Reproduce each of the entries below word for word, omitting the pictures from your answer.

• _Record list_:
########

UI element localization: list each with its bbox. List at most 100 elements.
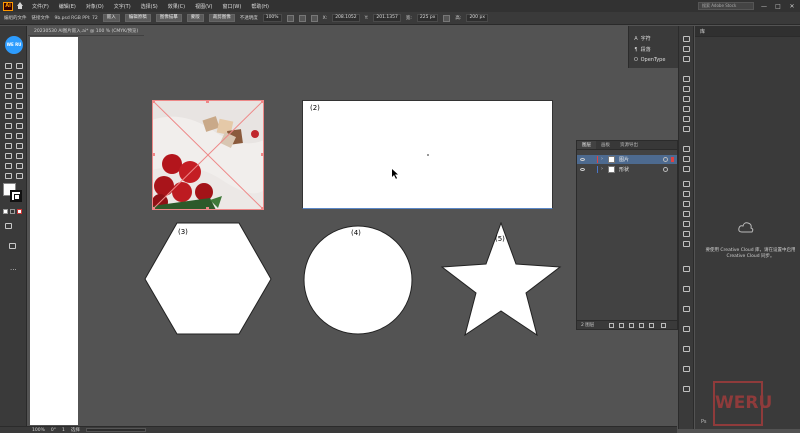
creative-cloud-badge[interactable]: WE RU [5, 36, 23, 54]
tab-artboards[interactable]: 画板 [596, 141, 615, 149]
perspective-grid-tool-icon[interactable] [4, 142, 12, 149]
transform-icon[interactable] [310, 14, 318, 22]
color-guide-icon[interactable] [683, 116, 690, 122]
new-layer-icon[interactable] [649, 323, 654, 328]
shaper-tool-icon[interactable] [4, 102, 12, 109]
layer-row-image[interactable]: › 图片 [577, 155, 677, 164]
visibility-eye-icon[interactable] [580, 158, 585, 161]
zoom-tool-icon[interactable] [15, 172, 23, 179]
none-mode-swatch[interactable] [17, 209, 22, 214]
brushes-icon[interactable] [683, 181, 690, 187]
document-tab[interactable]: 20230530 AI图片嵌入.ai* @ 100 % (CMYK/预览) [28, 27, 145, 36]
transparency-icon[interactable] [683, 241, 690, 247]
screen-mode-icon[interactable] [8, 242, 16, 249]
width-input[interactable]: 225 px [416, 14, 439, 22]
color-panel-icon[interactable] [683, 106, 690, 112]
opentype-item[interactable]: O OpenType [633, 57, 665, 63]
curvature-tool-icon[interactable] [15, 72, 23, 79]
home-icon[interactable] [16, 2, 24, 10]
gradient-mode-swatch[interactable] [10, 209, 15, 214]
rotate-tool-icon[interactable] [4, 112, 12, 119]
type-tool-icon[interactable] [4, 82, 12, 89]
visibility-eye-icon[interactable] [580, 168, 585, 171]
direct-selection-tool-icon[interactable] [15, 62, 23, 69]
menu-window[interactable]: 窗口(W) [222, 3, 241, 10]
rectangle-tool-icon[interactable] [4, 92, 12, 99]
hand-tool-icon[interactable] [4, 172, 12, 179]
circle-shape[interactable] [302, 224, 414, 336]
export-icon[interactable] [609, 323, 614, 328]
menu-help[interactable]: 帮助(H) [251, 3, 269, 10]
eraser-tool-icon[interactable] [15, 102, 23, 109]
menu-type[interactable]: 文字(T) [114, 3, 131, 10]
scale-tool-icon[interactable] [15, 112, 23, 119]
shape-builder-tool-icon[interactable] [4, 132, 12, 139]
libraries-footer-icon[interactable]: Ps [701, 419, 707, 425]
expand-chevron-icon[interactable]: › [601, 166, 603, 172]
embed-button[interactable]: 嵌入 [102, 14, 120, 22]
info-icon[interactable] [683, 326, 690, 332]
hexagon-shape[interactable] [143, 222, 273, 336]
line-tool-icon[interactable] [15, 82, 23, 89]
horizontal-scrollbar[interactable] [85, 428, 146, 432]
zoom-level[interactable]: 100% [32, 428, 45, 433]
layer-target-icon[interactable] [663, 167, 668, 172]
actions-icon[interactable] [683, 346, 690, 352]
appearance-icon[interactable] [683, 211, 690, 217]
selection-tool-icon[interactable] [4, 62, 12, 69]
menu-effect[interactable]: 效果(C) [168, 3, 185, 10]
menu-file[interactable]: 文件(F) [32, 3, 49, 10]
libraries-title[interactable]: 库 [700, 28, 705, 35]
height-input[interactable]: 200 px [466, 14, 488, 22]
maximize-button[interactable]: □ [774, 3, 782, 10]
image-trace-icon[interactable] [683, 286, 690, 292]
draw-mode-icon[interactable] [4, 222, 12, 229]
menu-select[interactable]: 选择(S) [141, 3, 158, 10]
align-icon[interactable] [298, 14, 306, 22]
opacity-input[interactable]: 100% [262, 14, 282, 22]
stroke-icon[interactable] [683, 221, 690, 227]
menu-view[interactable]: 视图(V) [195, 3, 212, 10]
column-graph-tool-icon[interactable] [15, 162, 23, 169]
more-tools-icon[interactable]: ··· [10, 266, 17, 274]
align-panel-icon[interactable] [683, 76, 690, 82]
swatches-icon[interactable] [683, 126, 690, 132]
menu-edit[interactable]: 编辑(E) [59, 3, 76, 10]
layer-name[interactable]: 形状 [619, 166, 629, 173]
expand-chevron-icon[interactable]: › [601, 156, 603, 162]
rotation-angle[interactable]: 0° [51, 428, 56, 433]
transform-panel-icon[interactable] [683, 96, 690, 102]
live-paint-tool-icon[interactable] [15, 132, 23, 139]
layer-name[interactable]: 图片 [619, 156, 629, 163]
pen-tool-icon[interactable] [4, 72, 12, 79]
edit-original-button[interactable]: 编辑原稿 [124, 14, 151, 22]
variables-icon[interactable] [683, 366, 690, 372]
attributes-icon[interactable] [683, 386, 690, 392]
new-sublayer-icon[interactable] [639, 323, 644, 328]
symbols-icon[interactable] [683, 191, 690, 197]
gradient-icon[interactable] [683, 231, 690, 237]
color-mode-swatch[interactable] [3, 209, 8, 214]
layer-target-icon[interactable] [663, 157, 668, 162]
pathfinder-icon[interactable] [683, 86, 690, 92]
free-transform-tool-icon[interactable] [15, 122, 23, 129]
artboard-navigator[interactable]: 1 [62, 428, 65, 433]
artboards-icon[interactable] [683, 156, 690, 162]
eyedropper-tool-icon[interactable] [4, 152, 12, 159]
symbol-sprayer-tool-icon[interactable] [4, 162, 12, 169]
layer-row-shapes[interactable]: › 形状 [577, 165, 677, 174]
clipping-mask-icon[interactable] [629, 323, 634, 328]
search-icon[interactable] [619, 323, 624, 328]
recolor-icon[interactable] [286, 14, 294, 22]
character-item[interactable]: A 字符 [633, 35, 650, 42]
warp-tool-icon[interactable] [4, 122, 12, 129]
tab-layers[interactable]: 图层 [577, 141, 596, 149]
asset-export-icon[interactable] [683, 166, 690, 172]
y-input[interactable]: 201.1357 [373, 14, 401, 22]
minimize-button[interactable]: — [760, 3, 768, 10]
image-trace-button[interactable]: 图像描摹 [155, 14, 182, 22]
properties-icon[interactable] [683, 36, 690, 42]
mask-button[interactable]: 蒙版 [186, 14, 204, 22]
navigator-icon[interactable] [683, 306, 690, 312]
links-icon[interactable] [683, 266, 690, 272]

########

• _Answer to this problem_:
UI element localization: list each with its bbox. List at most 100 elements.
creative-cloud-badge[interactable]: WE RU [5, 36, 23, 54]
tab-artboards[interactable]: 画板 [596, 141, 615, 149]
perspective-grid-tool-icon[interactable] [4, 142, 12, 149]
transform-icon[interactable] [310, 14, 318, 22]
color-guide-icon[interactable] [683, 116, 690, 122]
new-layer-icon[interactable] [649, 323, 654, 328]
shaper-tool-icon[interactable] [4, 102, 12, 109]
layer-row-image[interactable]: › 图片 [577, 155, 677, 164]
visibility-eye-icon[interactable] [580, 158, 585, 161]
zoom-tool-icon[interactable] [15, 172, 23, 179]
none-mode-swatch[interactable] [17, 209, 22, 214]
brushes-icon[interactable] [683, 181, 690, 187]
document-tab[interactable]: 20230530 AI图片嵌入.ai* @ 100 % (CMYK/预览) [28, 27, 145, 36]
transparency-icon[interactable] [683, 241, 690, 247]
screen-mode-icon[interactable] [8, 242, 16, 249]
width-input[interactable]: 225 px [416, 14, 439, 22]
color-panel-icon[interactable] [683, 106, 690, 112]
opentype-item[interactable]: O OpenType [633, 57, 665, 63]
curvature-tool-icon[interactable] [15, 72, 23, 79]
home-icon[interactable] [16, 2, 24, 10]
gradient-mode-swatch[interactable] [10, 209, 15, 214]
rotate-tool-icon[interactable] [4, 112, 12, 119]
type-tool-icon[interactable] [4, 82, 12, 89]
visibility-eye-icon[interactable] [580, 168, 585, 171]
direct-selection-tool-icon[interactable] [15, 62, 23, 69]
menu-window[interactable]: 窗口(W) [222, 3, 241, 10]
rectangle-tool-icon[interactable] [4, 92, 12, 99]
hand-tool-icon[interactable] [4, 172, 12, 179]
circle-shape[interactable] [302, 224, 414, 336]
export-icon[interactable] [609, 323, 614, 328]
menu-help[interactable]: 帮助(H) [251, 3, 269, 10]
eraser-tool-icon[interactable] [15, 102, 23, 109]
menu-type[interactable]: 文字(T) [114, 3, 131, 10]
scale-tool-icon[interactable] [15, 112, 23, 119]
shape-builder-tool-icon[interactable] [4, 132, 12, 139]
libraries-footer-icon[interactable]: Ps [701, 419, 707, 425]
expand-chevron-icon[interactable]: › [601, 166, 603, 172]
embed-button[interactable]: 嵌入 [102, 14, 120, 22]
info-icon[interactable] [683, 326, 690, 332]
hexagon-shape[interactable] [143, 222, 273, 336]
line-tool-icon[interactable] [15, 82, 23, 89]
horizontal-scrollbar[interactable] [85, 428, 146, 432]
zoom-level[interactable]: 100% [32, 428, 45, 433]
layer-target-icon[interactable] [663, 167, 668, 172]
actions-icon[interactable] [683, 346, 690, 352]
appearance-icon[interactable] [683, 211, 690, 217]
selection-tool-icon[interactable] [4, 62, 12, 69]
menu-effect[interactable]: 效果(C) [168, 3, 185, 10]
menu-file[interactable]: 文件(F) [32, 3, 49, 10]
libraries-title[interactable]: 库 [700, 28, 705, 35]
height-input[interactable]: 200 px [466, 14, 488, 22]
maximize-button[interactable]: □ [774, 3, 782, 10]
image-trace-icon[interactable] [683, 286, 690, 292]
draw-mode-icon[interactable] [4, 222, 12, 229]
menu-select[interactable]: 选择(S) [141, 3, 158, 10]
align-icon[interactable] [298, 14, 306, 22]
opacity-input[interactable]: 100% [262, 14, 282, 22]
stroke-icon[interactable] [683, 221, 690, 227]
menu-view[interactable]: 视图(V) [195, 3, 212, 10]
column-graph-tool-icon[interactable] [15, 162, 23, 169]
more-tools-icon[interactable]: ··· [10, 266, 17, 274]
align-panel-icon[interactable] [683, 76, 690, 82]
swatches-icon[interactable] [683, 126, 690, 132]
menu-edit[interactable]: 编辑(E) [59, 3, 76, 10]
layer-name[interactable]: 形状 [619, 166, 629, 173]
expand-chevron-icon[interactable]: › [601, 156, 603, 162]
rotation-angle[interactable]: 0° [51, 428, 56, 433]
transform-panel-icon[interactable] [683, 96, 690, 102]
live-paint-tool-icon[interactable] [15, 132, 23, 139]
layer-name[interactable]: 图片 [619, 156, 629, 163]
pen-tool-icon[interactable] [4, 72, 12, 79]
edit-original-button[interactable]: 编辑原稿 [124, 14, 151, 22]
variables-icon[interactable] [683, 366, 690, 372]
attributes-icon[interactable] [683, 386, 690, 392]
new-sublayer-icon[interactable] [639, 323, 644, 328]
symbols-icon[interactable] [683, 191, 690, 197]
gradient-icon[interactable] [683, 231, 690, 237]
color-mode-swatch[interactable] [3, 209, 8, 214]
layer-target-icon[interactable] [663, 157, 668, 162]
pathfinder-icon[interactable] [683, 86, 690, 92]
free-transform-tool-icon[interactable] [15, 122, 23, 129]
artboard-navigator[interactable]: 1 [62, 428, 65, 433]
artboards-icon[interactable] [683, 156, 690, 162]
eyedropper-tool-icon[interactable] [4, 152, 12, 159]
symbol-sprayer-tool-icon[interactable] [4, 162, 12, 169]
layer-row-shapes[interactable]: › 形状 [577, 165, 677, 174]
clipping-mask-icon[interactable] [629, 323, 634, 328]
search-icon[interactable] [619, 323, 624, 328]
recolor-icon[interactable] [286, 14, 294, 22]
character-item[interactable]: A 字符 [633, 35, 650, 42]
warp-tool-icon[interactable] [4, 122, 12, 129]
tab-layers[interactable]: 图层 [577, 141, 596, 149]
asset-export-icon[interactable] [683, 166, 690, 172]
y-input[interactable]: 201.1357 [373, 14, 401, 22]
minimize-button[interactable]: — [760, 3, 768, 10]
image-trace-button[interactable]: 图像描摹 [155, 14, 182, 22]
properties-icon[interactable] [683, 36, 690, 42]
mask-button[interactable]: 蒙版 [186, 14, 204, 22]
navigator-icon[interactable] [683, 306, 690, 312]
links-icon[interactable] [683, 266, 690, 272]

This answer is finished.